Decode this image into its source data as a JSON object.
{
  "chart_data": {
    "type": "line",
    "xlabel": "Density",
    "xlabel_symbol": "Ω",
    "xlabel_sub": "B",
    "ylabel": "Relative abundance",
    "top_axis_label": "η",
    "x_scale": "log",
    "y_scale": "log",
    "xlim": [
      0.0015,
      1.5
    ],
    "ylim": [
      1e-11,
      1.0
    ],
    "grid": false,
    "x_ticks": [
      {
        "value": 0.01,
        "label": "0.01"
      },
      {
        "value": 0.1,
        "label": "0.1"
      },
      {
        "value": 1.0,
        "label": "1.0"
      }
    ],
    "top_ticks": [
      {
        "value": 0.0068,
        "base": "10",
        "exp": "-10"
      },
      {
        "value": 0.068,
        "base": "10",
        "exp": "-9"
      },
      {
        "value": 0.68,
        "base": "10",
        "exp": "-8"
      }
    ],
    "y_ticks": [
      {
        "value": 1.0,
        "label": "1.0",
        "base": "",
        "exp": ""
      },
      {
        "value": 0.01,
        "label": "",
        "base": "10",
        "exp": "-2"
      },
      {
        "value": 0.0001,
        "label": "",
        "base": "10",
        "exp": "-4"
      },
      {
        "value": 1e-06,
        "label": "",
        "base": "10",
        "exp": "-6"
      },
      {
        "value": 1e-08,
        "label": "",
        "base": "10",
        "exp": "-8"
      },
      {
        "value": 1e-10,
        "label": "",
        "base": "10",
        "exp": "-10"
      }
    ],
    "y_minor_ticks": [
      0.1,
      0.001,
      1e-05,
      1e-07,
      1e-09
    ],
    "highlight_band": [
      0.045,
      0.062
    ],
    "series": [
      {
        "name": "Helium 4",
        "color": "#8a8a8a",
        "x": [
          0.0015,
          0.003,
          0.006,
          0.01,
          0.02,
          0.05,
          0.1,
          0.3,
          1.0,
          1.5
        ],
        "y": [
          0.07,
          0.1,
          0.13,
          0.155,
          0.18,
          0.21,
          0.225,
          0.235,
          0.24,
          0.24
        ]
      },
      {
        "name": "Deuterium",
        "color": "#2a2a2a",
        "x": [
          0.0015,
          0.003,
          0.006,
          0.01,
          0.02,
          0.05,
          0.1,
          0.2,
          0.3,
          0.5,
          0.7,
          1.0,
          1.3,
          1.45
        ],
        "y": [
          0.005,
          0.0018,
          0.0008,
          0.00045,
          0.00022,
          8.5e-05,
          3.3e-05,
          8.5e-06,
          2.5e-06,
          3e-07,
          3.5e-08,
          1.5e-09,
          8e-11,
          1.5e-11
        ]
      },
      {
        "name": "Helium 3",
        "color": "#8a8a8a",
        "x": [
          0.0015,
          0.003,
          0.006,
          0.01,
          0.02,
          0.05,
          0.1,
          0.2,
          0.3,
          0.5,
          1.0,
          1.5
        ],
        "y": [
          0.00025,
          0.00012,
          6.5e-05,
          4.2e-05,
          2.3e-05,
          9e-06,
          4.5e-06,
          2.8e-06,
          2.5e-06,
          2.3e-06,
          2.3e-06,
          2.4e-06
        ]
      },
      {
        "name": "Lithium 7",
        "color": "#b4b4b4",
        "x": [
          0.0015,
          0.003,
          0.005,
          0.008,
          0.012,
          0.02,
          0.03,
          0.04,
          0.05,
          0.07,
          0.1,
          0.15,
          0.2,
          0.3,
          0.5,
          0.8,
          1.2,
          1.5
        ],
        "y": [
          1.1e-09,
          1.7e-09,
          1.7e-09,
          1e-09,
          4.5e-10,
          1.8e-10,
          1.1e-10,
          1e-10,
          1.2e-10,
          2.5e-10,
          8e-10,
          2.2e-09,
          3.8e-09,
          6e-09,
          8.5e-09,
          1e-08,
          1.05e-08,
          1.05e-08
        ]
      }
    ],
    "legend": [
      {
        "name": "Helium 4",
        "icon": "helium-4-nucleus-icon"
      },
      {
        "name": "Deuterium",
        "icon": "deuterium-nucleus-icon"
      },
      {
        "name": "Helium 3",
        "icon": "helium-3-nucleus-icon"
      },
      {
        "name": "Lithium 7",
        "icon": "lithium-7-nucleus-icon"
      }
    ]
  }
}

=-=-=

= THE REQUEST =
Output the records verbatim, from the first line to the last.

= TASK ANSWER =
Decode this image into its source data as a JSON object.
{
  "chart_data": {
    "type": "line",
    "xlabel": "Density",
    "xlabel_symbol": "Ω",
    "xlabel_sub": "B",
    "ylabel": "Relative abundance",
    "top_axis_label": "η",
    "x_scale": "log",
    "y_scale": "log",
    "xlim": [
      0.0015,
      1.5
    ],
    "ylim": [
      1e-11,
      1.0
    ],
    "grid": false,
    "x_ticks": [
      {
        "value": 0.01,
        "label": "0.01"
      },
      {
        "value": 0.1,
        "label": "0.1"
      },
      {
        "value": 1.0,
        "label": "1.0"
      }
    ],
    "top_ticks": [
      {
        "value": 0.0068,
        "base": "10",
        "exp": "-10"
      },
      {
        "value": 0.068,
        "base": "10",
        "exp": "-9"
      },
      {
        "value": 0.68,
        "base": "10",
        "exp": "-8"
      }
    ],
    "y_ticks": [
      {
        "value": 1.0,
        "label": "1.0",
        "base": "",
        "exp": ""
      },
      {
        "value": 0.01,
        "label": "",
        "base": "10",
        "exp": "-2"
      },
      {
        "value": 0.0001,
        "label": "",
        "base": "10",
        "exp": "-4"
      },
      {
        "value": 1e-06,
        "label": "",
        "base": "10",
        "exp": "-6"
      },
      {
        "value": 1e-08,
        "label": "",
        "base": "10",
        "exp": "-8"
      },
      {
        "value": 1e-10,
        "label": "",
        "base": "10",
        "exp": "-10"
      }
    ],
    "y_minor_ticks": [
      0.1,
      0.001,
      1e-05,
      1e-07,
      1e-09
    ],
    "highlight_band": [
      0.045,
      0.062
    ],
    "series": [
      {
        "name": "Helium 4",
        "color": "#8a8a8a",
        "x": [
          0.0015,
          0.003,
          0.006,
          0.01,
          0.02,
          0.05,
          0.1,
          0.3,
          1.0,
          1.5
        ],
        "y": [
          0.07,
          0.1,
          0.13,
          0.155,
          0.18,
          0.21,
          0.225,
          0.235,
          0.24,
          0.24
        ]
      },
      {
        "name": "Deuterium",
        "color": "#2a2a2a",
        "x": [
          0.0015,
          0.003,
          0.006,
          0.01,
          0.02,
          0.05,
          0.1,
          0.2,
          0.3,
          0.5,
          0.7,
          1.0,
          1.3,
          1.45
        ],
        "y": [
          0.005,
          0.0018,
          0.0008,
          0.00045,
          0.00022,
          8.5e-05,
          3.3e-05,
          8.5e-06,
          2.5e-06,
          3e-07,
          3.5e-08,
          1.5e-09,
          8e-11,
          1.5e-11
        ]
      },
      {
        "name": "Helium 3",
        "color": "#8a8a8a",
        "x": [
          0.0015,
          0.003,
          0.006,
          0.01,
          0.02,
          0.05,
          0.1,
          0.2,
          0.3,
          0.5,
          1.0,
          1.5
        ],
        "y": [
          0.00025,
          0.00012,
          6.5e-05,
          4.2e-05,
          2.3e-05,
          9e-06,
          4.5e-06,
          2.8e-06,
          2.5e-06,
          2.3e-06,
          2.3e-06,
          2.4e-06
        ]
      },
      {
        "name": "Lithium 7",
        "color": "#b4b4b4",
        "x": [
          0.0015,
          0.003,
          0.005,
          0.008,
          0.012,
          0.02,
          0.03,
          0.04,
          0.05,
          0.07,
          0.1,
          0.15,
          0.2,
          0.3,
          0.5,
          0.8,
          1.2,
          1.5
        ],
        "y": [
          1.1e-09,
          1.7e-09,
          1.7e-09,
          1e-09,
          4.5e-10,
          1.8e-10,
          1.1e-10,
          1e-10,
          1.2e-10,
          2.5e-10,
          8e-10,
          2.2e-09,
          3.8e-09,
          6e-09,
          8.5e-09,
          1e-08,
          1.05e-08,
          1.05e-08
        ]
      }
    ],
    "legend": [
      {
        "name": "Helium 4",
        "icon": "helium-4-nucleus-icon"
      },
      {
        "name": "Deuterium",
        "icon": "deuterium-nucleus-icon"
      },
      {
        "name": "Helium 3",
        "icon": "helium-3-nucleus-icon"
      },
      {
        "name": "Lithium 7",
        "icon": "lithium-7-nucleus-icon"
      }
    ]
  }
}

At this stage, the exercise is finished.